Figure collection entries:

.....

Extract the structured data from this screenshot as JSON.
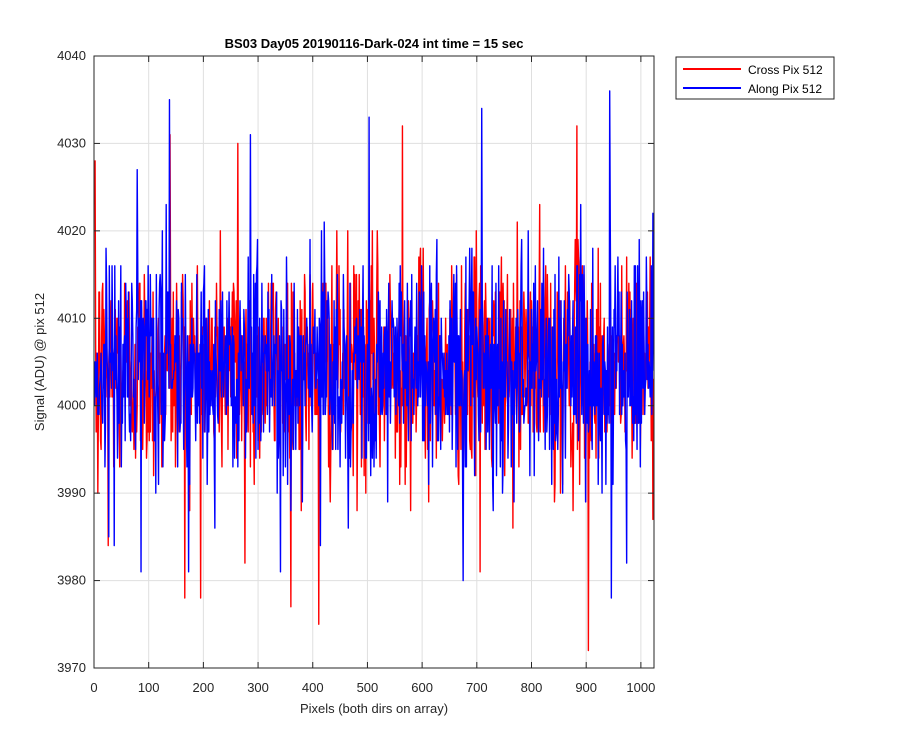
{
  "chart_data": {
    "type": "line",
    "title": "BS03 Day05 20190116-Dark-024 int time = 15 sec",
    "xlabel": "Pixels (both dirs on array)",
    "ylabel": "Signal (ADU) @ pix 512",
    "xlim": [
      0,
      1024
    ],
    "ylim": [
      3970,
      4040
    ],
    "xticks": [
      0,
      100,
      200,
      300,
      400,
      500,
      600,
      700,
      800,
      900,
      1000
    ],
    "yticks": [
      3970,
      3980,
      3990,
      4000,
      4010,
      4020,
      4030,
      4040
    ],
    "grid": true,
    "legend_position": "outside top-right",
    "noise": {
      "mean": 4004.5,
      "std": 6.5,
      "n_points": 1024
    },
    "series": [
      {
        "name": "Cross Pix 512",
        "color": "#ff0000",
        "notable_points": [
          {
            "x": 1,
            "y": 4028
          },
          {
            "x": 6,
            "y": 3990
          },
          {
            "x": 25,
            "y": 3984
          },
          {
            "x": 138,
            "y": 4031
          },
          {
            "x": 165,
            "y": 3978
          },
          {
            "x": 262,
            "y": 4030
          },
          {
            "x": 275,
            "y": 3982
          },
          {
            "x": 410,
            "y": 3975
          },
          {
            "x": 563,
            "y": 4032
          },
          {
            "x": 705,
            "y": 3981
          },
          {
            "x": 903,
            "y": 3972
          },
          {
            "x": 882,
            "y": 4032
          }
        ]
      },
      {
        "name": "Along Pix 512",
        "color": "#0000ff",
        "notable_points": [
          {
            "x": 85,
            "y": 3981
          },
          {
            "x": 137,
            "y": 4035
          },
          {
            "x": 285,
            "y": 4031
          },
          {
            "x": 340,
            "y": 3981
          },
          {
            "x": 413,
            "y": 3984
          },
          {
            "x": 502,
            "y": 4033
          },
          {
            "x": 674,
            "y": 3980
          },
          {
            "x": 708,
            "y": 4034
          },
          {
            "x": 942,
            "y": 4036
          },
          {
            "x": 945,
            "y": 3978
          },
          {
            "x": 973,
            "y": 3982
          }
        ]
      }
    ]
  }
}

.....

--- Written problem ---
Omit pictures; set down the rest of the material word for word.

--- Written answer ---
Extract the structured data from this screenshot as JSON.
{
  "chart_data": {
    "type": "line",
    "title": "BS03 Day05 20190116-Dark-024 int time = 15 sec",
    "xlabel": "Pixels (both dirs on array)",
    "ylabel": "Signal (ADU) @ pix 512",
    "xlim": [
      0,
      1024
    ],
    "ylim": [
      3970,
      4040
    ],
    "xticks": [
      0,
      100,
      200,
      300,
      400,
      500,
      600,
      700,
      800,
      900,
      1000
    ],
    "yticks": [
      3970,
      3980,
      3990,
      4000,
      4010,
      4020,
      4030,
      4040
    ],
    "grid": true,
    "legend_position": "outside top-right",
    "noise": {
      "mean": 4004.5,
      "std": 6.5,
      "n_points": 1024
    },
    "series": [
      {
        "name": "Cross Pix 512",
        "color": "#ff0000",
        "notable_points": [
          {
            "x": 1,
            "y": 4028
          },
          {
            "x": 6,
            "y": 3990
          },
          {
            "x": 25,
            "y": 3984
          },
          {
            "x": 138,
            "y": 4031
          },
          {
            "x": 165,
            "y": 3978
          },
          {
            "x": 262,
            "y": 4030
          },
          {
            "x": 275,
            "y": 3982
          },
          {
            "x": 410,
            "y": 3975
          },
          {
            "x": 563,
            "y": 4032
          },
          {
            "x": 705,
            "y": 3981
          },
          {
            "x": 903,
            "y": 3972
          },
          {
            "x": 882,
            "y": 4032
          }
        ]
      },
      {
        "name": "Along Pix 512",
        "color": "#0000ff",
        "notable_points": [
          {
            "x": 85,
            "y": 3981
          },
          {
            "x": 137,
            "y": 4035
          },
          {
            "x": 285,
            "y": 4031
          },
          {
            "x": 340,
            "y": 3981
          },
          {
            "x": 413,
            "y": 3984
          },
          {
            "x": 502,
            "y": 4033
          },
          {
            "x": 674,
            "y": 3980
          },
          {
            "x": 708,
            "y": 4034
          },
          {
            "x": 942,
            "y": 4036
          },
          {
            "x": 945,
            "y": 3978
          },
          {
            "x": 973,
            "y": 3982
          }
        ]
      }
    ]
  }
}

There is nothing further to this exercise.